Where a line holds the word "часа", copy that line.

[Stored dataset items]
Begin
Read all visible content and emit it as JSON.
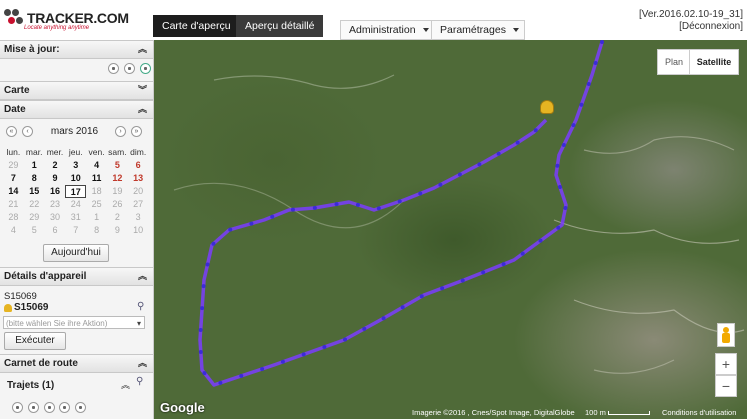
{
  "header": {
    "logo": "TRACKER.COM",
    "tagline": "Locate anything anytime",
    "tabs": [
      {
        "label": "Carte d'aperçu"
      },
      {
        "label": "Aperçu détaillé"
      }
    ],
    "menus": [
      {
        "label": "Administration"
      },
      {
        "label": "Paramétrages"
      }
    ],
    "version": "[Ver.2016.02.10-19_31]",
    "logout": "[Déconnexion]"
  },
  "sidebar": {
    "sections": {
      "update": "Mise à jour:",
      "map": "Carte",
      "date": "Date",
      "device": "Détails d'appareil",
      "log": "Carnet de route"
    },
    "calendar": {
      "month": "mars 2016",
      "dow": [
        "lun.",
        "mar.",
        "mer.",
        "jeu.",
        "ven.",
        "sam.",
        "dim."
      ],
      "weeks": [
        [
          {
            "d": "29",
            "s": "grey"
          },
          {
            "d": "1",
            "s": "bold"
          },
          {
            "d": "2",
            "s": "bold"
          },
          {
            "d": "3",
            "s": "bold"
          },
          {
            "d": "4",
            "s": "bold"
          },
          {
            "d": "5",
            "s": "red"
          },
          {
            "d": "6",
            "s": "red"
          }
        ],
        [
          {
            "d": "7",
            "s": "bold"
          },
          {
            "d": "8",
            "s": "bold"
          },
          {
            "d": "9",
            "s": "bold"
          },
          {
            "d": "10",
            "s": "bold"
          },
          {
            "d": "11",
            "s": "bold"
          },
          {
            "d": "12",
            "s": "red"
          },
          {
            "d": "13",
            "s": "red"
          }
        ],
        [
          {
            "d": "14",
            "s": "bold"
          },
          {
            "d": "15",
            "s": "bold"
          },
          {
            "d": "16",
            "s": "bold"
          },
          {
            "d": "17",
            "s": "today"
          },
          {
            "d": "18",
            "s": "grey"
          },
          {
            "d": "19",
            "s": "grey"
          },
          {
            "d": "20",
            "s": "grey"
          }
        ],
        [
          {
            "d": "21",
            "s": "grey"
          },
          {
            "d": "22",
            "s": "grey"
          },
          {
            "d": "23",
            "s": "grey"
          },
          {
            "d": "24",
            "s": "grey"
          },
          {
            "d": "25",
            "s": "grey"
          },
          {
            "d": "26",
            "s": "grey"
          },
          {
            "d": "27",
            "s": "grey"
          }
        ],
        [
          {
            "d": "28",
            "s": "grey"
          },
          {
            "d": "29",
            "s": "grey"
          },
          {
            "d": "30",
            "s": "grey"
          },
          {
            "d": "31",
            "s": "grey"
          },
          {
            "d": "1",
            "s": "grey"
          },
          {
            "d": "2",
            "s": "grey"
          },
          {
            "d": "3",
            "s": "grey"
          }
        ],
        [
          {
            "d": "4",
            "s": "grey"
          },
          {
            "d": "5",
            "s": "grey"
          },
          {
            "d": "6",
            "s": "grey"
          },
          {
            "d": "7",
            "s": "grey"
          },
          {
            "d": "8",
            "s": "grey"
          },
          {
            "d": "9",
            "s": "grey"
          },
          {
            "d": "10",
            "s": "grey"
          }
        ]
      ],
      "today_button": "Aujourd'hui"
    },
    "device": {
      "id": "S15069",
      "name": "S15069",
      "action_placeholder": "(bitte wählen Sie ihre Aktion)",
      "execute_button": "Exécuter"
    },
    "log": {
      "trips": "Trajets (1)"
    }
  },
  "map": {
    "type_buttons": [
      {
        "label": "Plan"
      },
      {
        "label": "Satellite"
      }
    ],
    "zoom_in": "+",
    "zoom_out": "−",
    "google": "Google",
    "attribution": "Imagerie ©2016 , Cnes/Spot Image, DigitalGlobe",
    "scale": "100 m",
    "terms": "Conditions d'utilisation",
    "route_color": "#7a3cff"
  }
}
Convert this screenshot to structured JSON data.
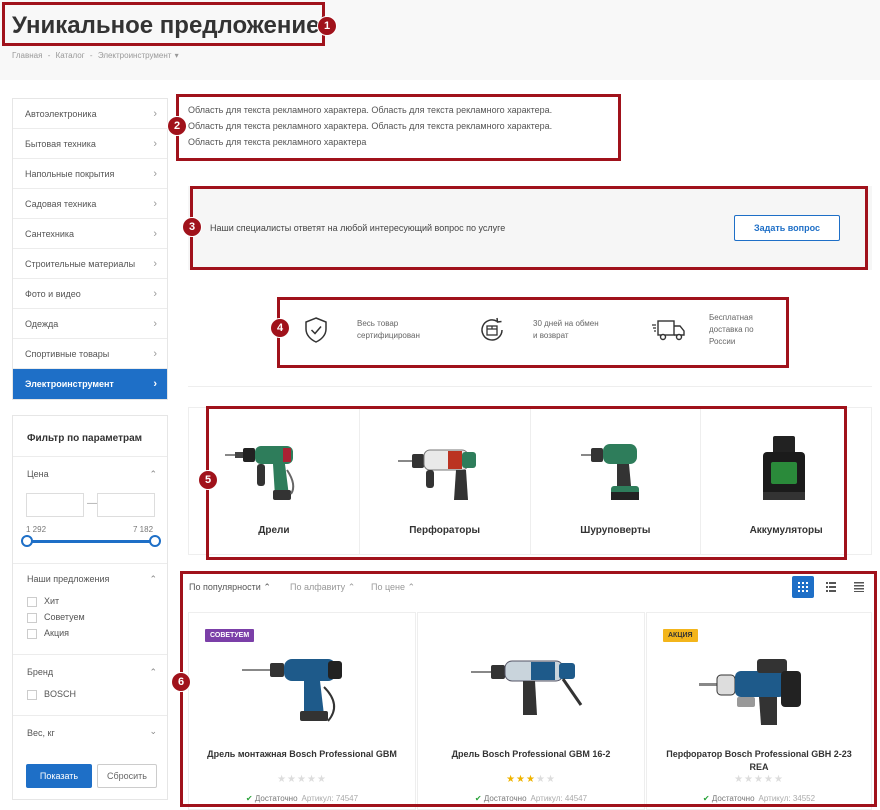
{
  "page": {
    "title": "Уникальное предложение!",
    "breadcrumb": [
      "Главная",
      "-",
      "Каталог",
      "-",
      "Электроинструмент"
    ],
    "breadcrumb_caret": "▾"
  },
  "markers": [
    "1",
    "2",
    "3",
    "4",
    "5",
    "6"
  ],
  "sidebar": {
    "items": [
      {
        "label": "Автоэлектроника"
      },
      {
        "label": "Бытовая техника"
      },
      {
        "label": "Напольные покрытия"
      },
      {
        "label": "Садовая техника"
      },
      {
        "label": "Сантехника"
      },
      {
        "label": "Строительные материалы"
      },
      {
        "label": "Фото и видео"
      },
      {
        "label": "Одежда"
      },
      {
        "label": "Спортивные товары"
      },
      {
        "label": "Электроинструмент",
        "active": true
      }
    ]
  },
  "filter": {
    "title": "Фильтр по параметрам",
    "price": {
      "title": "Цена",
      "min_label": "1 292",
      "max_label": "7 182",
      "dash": "—"
    },
    "offers": {
      "title": "Наши предложения",
      "options": [
        "Хит",
        "Советуем",
        "Акция"
      ]
    },
    "brand": {
      "title": "Бренд",
      "options": [
        "BOSCH"
      ]
    },
    "weight": {
      "title": "Вес, кг"
    },
    "show_label": "Показать",
    "reset_label": "Сбросить"
  },
  "promo": {
    "lines": [
      "Область для текста рекламного характера. Область для текста рекламного характера.",
      "Область для текста рекламного характера. Область для текста рекламного характера.",
      "Область для текста рекламного характера"
    ]
  },
  "question": {
    "text": "Наши специалисты ответят на любой интересующий вопрос по услуге",
    "button": "Задать вопрос"
  },
  "benefits": [
    {
      "icon": "shield-check-icon",
      "line1": "Весь товар",
      "line2": "сертифицирован",
      "line3": ""
    },
    {
      "icon": "return-box-icon",
      "line1": "30 дней на обмен",
      "line2": "и возврат",
      "line3": ""
    },
    {
      "icon": "delivery-truck-icon",
      "line1": "Бесплатная",
      "line2": "доставка по",
      "line3": "России"
    }
  ],
  "categories": [
    {
      "label": "Дрели"
    },
    {
      "label": "Перфораторы"
    },
    {
      "label": "Шуруповерты"
    },
    {
      "label": "Аккумуляторы"
    }
  ],
  "sort": {
    "options": [
      "По популярности",
      "По алфавиту",
      "По цене"
    ],
    "caret": "⌃"
  },
  "products": [
    {
      "badge": "СОВЕТУЕМ",
      "badge_color": "#7b3fa8",
      "name": "Дрель монтажная Bosch Professional GBM",
      "rating": 0,
      "stock": "Достаточно",
      "article": "Артикул: 74547"
    },
    {
      "badge": "",
      "badge_color": "",
      "name": "Дрель Bosch Professional GBM 16-2",
      "rating": 3,
      "stock": "Достаточно",
      "article": "Артикул: 44547"
    },
    {
      "badge": "АКЦИЯ",
      "badge_color": "#f3b51b",
      "name": "Перфоратор Bosch Professional GBH 2-23 REA",
      "rating": 0,
      "stock": "Достаточно",
      "article": "Артикул: 34552"
    }
  ],
  "colors": {
    "accent": "#1e6fc7",
    "annotation": "#a0121b",
    "star": "#f0b400"
  }
}
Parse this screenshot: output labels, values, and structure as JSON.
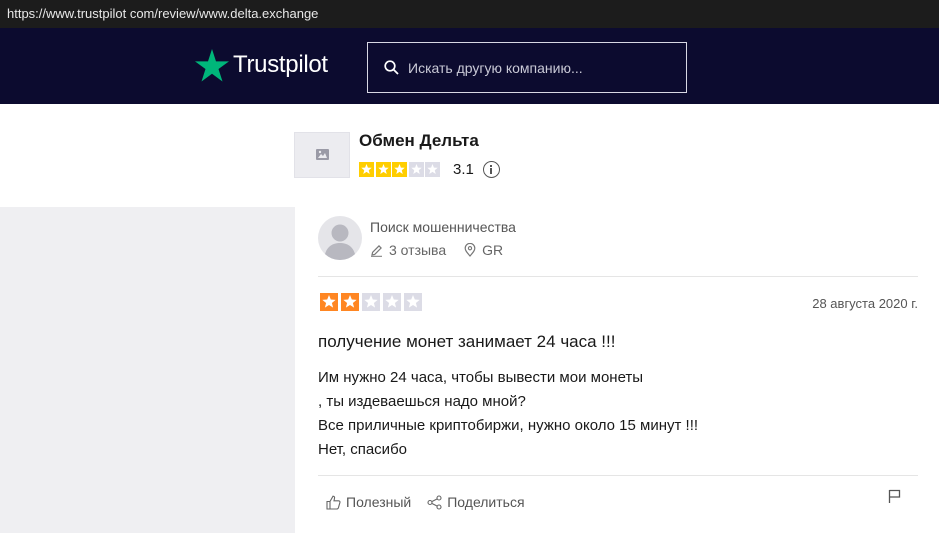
{
  "browser": {
    "url": "https://www.trustpilot com/review/www.delta.exchange"
  },
  "header": {
    "logo_text": "Trustpilot",
    "search": {
      "placeholder": "Искать другую компанию..."
    }
  },
  "company": {
    "name": "Обмен Дельта",
    "rating_stars": 3,
    "score": "3.1",
    "colors": {
      "star_filled": "#ffce00",
      "star_empty": "#dcdce6"
    }
  },
  "review": {
    "reviewer_name": "Поиск мошенничества",
    "reviews_count": "3 отзыва",
    "country": "GR",
    "rating_stars": 2,
    "date": "28 августа 2020 г.",
    "title": "получение монет занимает 24 часа !!!",
    "body_lines": [
      "Им нужно 24 часа, чтобы вывести мои монеты",
      ", ты издеваешься надо мной?",
      "Все приличные криптобиржи, нужно около 15 минут !!!",
      "Нет, спасибо"
    ],
    "colors": {
      "star_filled": "#ff8622",
      "star_empty": "#dcdce6"
    },
    "actions": {
      "useful_label": "Полезный",
      "share_label": "Поделиться"
    }
  },
  "icons": [
    "star-logo-icon",
    "search-icon",
    "image-placeholder-icon",
    "info-icon",
    "pencil-icon",
    "location-pin-icon",
    "thumbs-up-icon",
    "share-icon",
    "flag-icon"
  ]
}
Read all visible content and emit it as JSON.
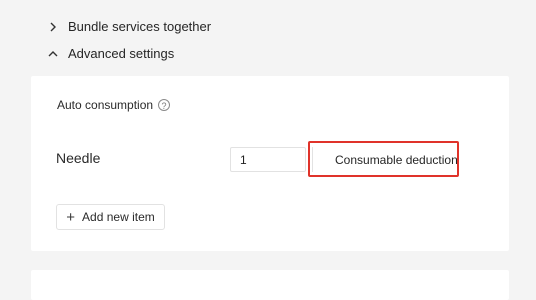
{
  "sections": {
    "bundle": {
      "label": "Bundle services together",
      "icon": "chevron-right-icon"
    },
    "advanced": {
      "label": "Advanced settings",
      "icon": "chevron-up-icon"
    }
  },
  "auto_consumption": {
    "label": "Auto consumption",
    "help_icon": "question-circle-icon",
    "items": [
      {
        "name": "Needle",
        "quantity": "1",
        "deduction_label": "Consumable deduction"
      }
    ],
    "add_button_label": "Add new item"
  },
  "colors": {
    "background": "#f4f4f4",
    "card": "#ffffff",
    "highlight_border": "#e0332a"
  }
}
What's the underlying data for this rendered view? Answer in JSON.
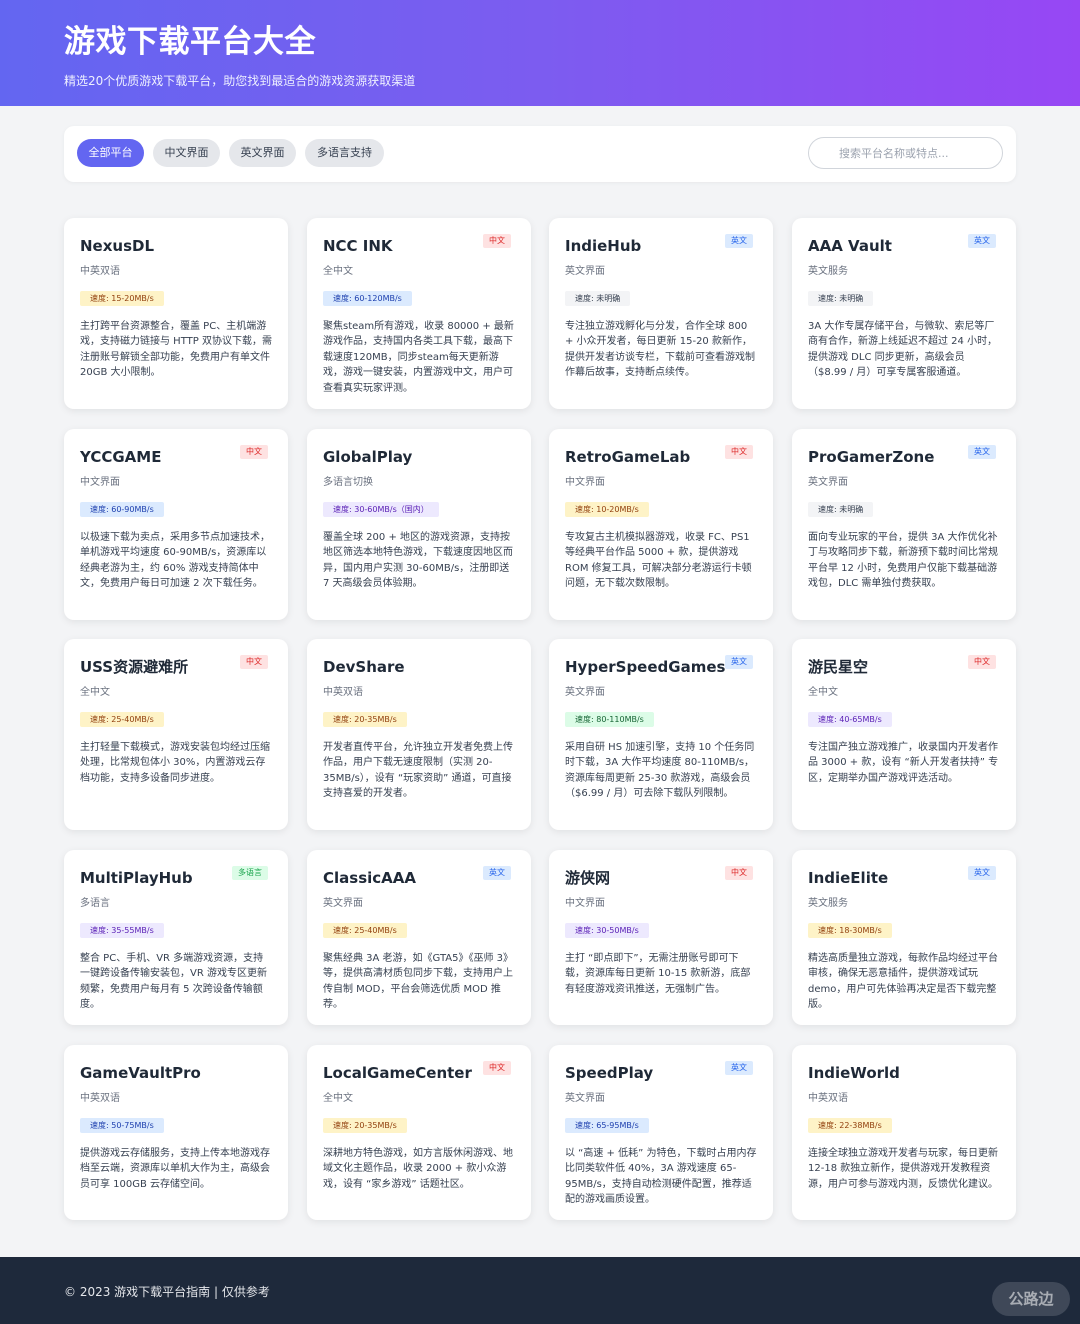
{
  "header": {
    "title": "游戏下载平台大全",
    "subtitle": "精选20个优质游戏下载平台，助您找到最适合的游戏资源获取渠道"
  },
  "filters": [
    {
      "label": "全部平台",
      "active": true
    },
    {
      "label": "中文界面",
      "active": false
    },
    {
      "label": "英文界面",
      "active": false
    },
    {
      "label": "多语言支持",
      "active": false
    }
  ],
  "search": {
    "placeholder": "搜索平台名称或特点...",
    "value": ""
  },
  "cards": [
    {
      "name": "NexusDL",
      "tag": "",
      "tag_type": "",
      "lang": "中英双语",
      "speed": "速度: 15-20MB/s",
      "speed_color": "yellow",
      "desc": "主打跨平台资源整合，覆盖 PC、主机端游戏，支持磁力链接与 HTTP 双协议下载，需注册账号解锁全部功能，免费用户有单文件 20GB 大小限制。"
    },
    {
      "name": "NCC INK",
      "tag": "中文",
      "tag_type": "zh",
      "lang": "全中文",
      "speed": "速度: 60-120MB/s",
      "speed_color": "blue",
      "desc": "聚焦steam所有游戏，收录 80000 + 最新游戏作品，支持国内各类工具下载，最高下载速度120MB，同步steam每天更新游戏，游戏一键安装，内置游戏中文，用户可查看真实玩家评测。"
    },
    {
      "name": "IndieHub",
      "tag": "英文",
      "tag_type": "en",
      "lang": "英文界面",
      "speed": "速度: 未明确",
      "speed_color": "gray",
      "desc": "专注独立游戏孵化与分发，合作全球 800 + 小众开发者，每日更新 15-20 款新作，提供开发者访谈专栏，下载前可查看游戏制作幕后故事，支持断点续传。"
    },
    {
      "name": "AAA Vault",
      "tag": "英文",
      "tag_type": "en",
      "lang": "英文服务",
      "speed": "速度: 未明确",
      "speed_color": "gray",
      "desc": "3A 大作专属存储平台，与微软、索尼等厂商有合作，新游上线延迟不超过 24 小时，提供游戏 DLC 同步更新，高级会员（$8.99 / 月）可享专属客服通道。"
    },
    {
      "name": "YCCGAME",
      "tag": "中文",
      "tag_type": "zh",
      "lang": "中文界面",
      "speed": "速度: 60-90MB/s",
      "speed_color": "blue",
      "desc": "以极速下载为卖点，采用多节点加速技术，单机游戏平均速度 60-90MB/s，资源库以经典老游为主，约 60% 游戏支持简体中文，免费用户每日可加速 2 次下载任务。"
    },
    {
      "name": "GlobalPlay",
      "tag": "",
      "tag_type": "",
      "lang": "多语言切换",
      "speed": "速度: 30-60MB/s（国内）",
      "speed_color": "purple",
      "desc": "覆盖全球 200 + 地区的游戏资源，支持按地区筛选本地特色游戏，下载速度因地区而异，国内用户实测 30-60MB/s，注册即送 7 天高级会员体验期。"
    },
    {
      "name": "RetroGameLab",
      "tag": "中文",
      "tag_type": "zh",
      "lang": "中文界面",
      "speed": "速度: 10-20MB/s",
      "speed_color": "yellow",
      "desc": "专攻复古主机模拟器游戏，收录 FC、PS1 等经典平台作品 5000 + 款，提供游戏 ROM 修复工具，可解决部分老游运行卡顿问题，无下载次数限制。"
    },
    {
      "name": "ProGamerZone",
      "tag": "英文",
      "tag_type": "en",
      "lang": "英文界面",
      "speed": "速度: 未明确",
      "speed_color": "gray",
      "desc": "面向专业玩家的平台，提供 3A 大作优化补丁与攻略同步下载，新游预下载时间比常规平台早 12 小时，免费用户仅能下载基础游戏包，DLC 需单独付费获取。"
    },
    {
      "name": "USS资源避难所",
      "tag": "中文",
      "tag_type": "zh",
      "lang": "全中文",
      "speed": "速度: 25-40MB/s",
      "speed_color": "yellow",
      "desc": "主打轻量下载模式，游戏安装包均经过压缩处理，比常规包体小 30%，内置游戏云存档功能，支持多设备同步进度。"
    },
    {
      "name": "DevShare",
      "tag": "",
      "tag_type": "",
      "lang": "中英双语",
      "speed": "速度: 20-35MB/s",
      "speed_color": "yellow",
      "desc": "开发者直传平台，允许独立开发者免费上传作品，用户下载无速度限制（实测 20-35MB/s），设有 “玩家资助” 通道，可直接支持喜爱的开发者。"
    },
    {
      "name": "HyperSpeedGames",
      "tag": "英文",
      "tag_type": "en",
      "lang": "英文界面",
      "speed": "速度: 80-110MB/s",
      "speed_color": "green",
      "desc": "采用自研 HS 加速引擎，支持 10 个任务同时下载，3A 大作平均速度 80-110MB/s，资源库每周更新 25-30 款游戏，高级会员（$6.99 / 月）可去除下载队列限制。"
    },
    {
      "name": "游民星空",
      "tag": "中文",
      "tag_type": "zh",
      "lang": "全中文",
      "speed": "速度: 40-65MB/s",
      "speed_color": "purple",
      "desc": "专注国产独立游戏推广，收录国内开发者作品 3000 + 款，设有 “新人开发者扶持” 专区，定期举办国产游戏评选活动。"
    },
    {
      "name": "MultiPlayHub",
      "tag": "多语言",
      "tag_type": "multi",
      "lang": "多语言",
      "speed": "速度: 35-55MB/s",
      "speed_color": "purple",
      "desc": "整合 PC、手机、VR 多端游戏资源，支持一键跨设备传输安装包，VR 游戏专区更新频繁，免费用户每月有 5 次跨设备传输额度。"
    },
    {
      "name": "ClassicAAA",
      "tag": "英文",
      "tag_type": "en",
      "lang": "英文界面",
      "speed": "速度: 25-40MB/s",
      "speed_color": "yellow",
      "desc": "聚焦经典 3A 老游，如《GTA5》《巫师 3》等，提供高清材质包同步下载，支持用户上传自制 MOD，平台会筛选优质 MOD 推荐。"
    },
    {
      "name": "游侠网",
      "tag": "中文",
      "tag_type": "zh",
      "lang": "中文界面",
      "speed": "速度: 30-50MB/s",
      "speed_color": "purple",
      "desc": "主打 “即点即下”，无需注册账号即可下载，资源库每日更新 10-15 款新游，底部有轻度游戏资讯推送，无强制广告。"
    },
    {
      "name": "IndieElite",
      "tag": "英文",
      "tag_type": "en",
      "lang": "英文服务",
      "speed": "速度: 18-30MB/s",
      "speed_color": "yellow",
      "desc": "精选高质量独立游戏，每款作品均经过平台审核，确保无恶意插件，提供游戏试玩 demo，用户可先体验再决定是否下载完整版。"
    },
    {
      "name": "GameVaultPro",
      "tag": "",
      "tag_type": "",
      "lang": "中英双语",
      "speed": "速度: 50-75MB/s",
      "speed_color": "blue",
      "desc": "提供游戏云存储服务，支持上传本地游戏存档至云端，资源库以单机大作为主，高级会员可享 100GB 云存储空间。"
    },
    {
      "name": "LocalGameCenter",
      "tag": "中文",
      "tag_type": "zh",
      "lang": "全中文",
      "speed": "速度: 20-35MB/s",
      "speed_color": "yellow",
      "desc": "深耕地方特色游戏，如方言版休闲游戏、地域文化主题作品，收录 2000 + 款小众游戏，设有 “家乡游戏” 话题社区。"
    },
    {
      "name": "SpeedPlay",
      "tag": "英文",
      "tag_type": "en",
      "lang": "英文界面",
      "speed": "速度: 65-95MB/s",
      "speed_color": "blue",
      "desc": "以 “高速 + 低耗” 为特色，下载时占用内存比同类软件低 40%，3A 游戏速度 65-95MB/s，支持自动检测硬件配置，推荐适配的游戏画质设置。"
    },
    {
      "name": "IndieWorld",
      "tag": "",
      "tag_type": "",
      "lang": "中英双语",
      "speed": "速度: 22-38MB/s",
      "speed_color": "yellow",
      "desc": "连接全球独立游戏开发者与玩家，每日更新 12-18 款独立新作，提供游戏开发教程资源，用户可参与游戏内测，反馈优化建议。"
    }
  ],
  "footer": {
    "text": "© 2023 游戏下载平台指南 | 仅供参考"
  },
  "watermark": {
    "text": "公路边"
  },
  "colors": {
    "header_gradient_start": "#6366f1",
    "header_gradient_end": "#9747f4",
    "accent": "#6366f1",
    "footer_bg": "#1e293b"
  }
}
End
Final result
    "title": "получение монет занимает 24 часа !!!",
      "Им нужно 24 часа, чтобы вывести мои монеты",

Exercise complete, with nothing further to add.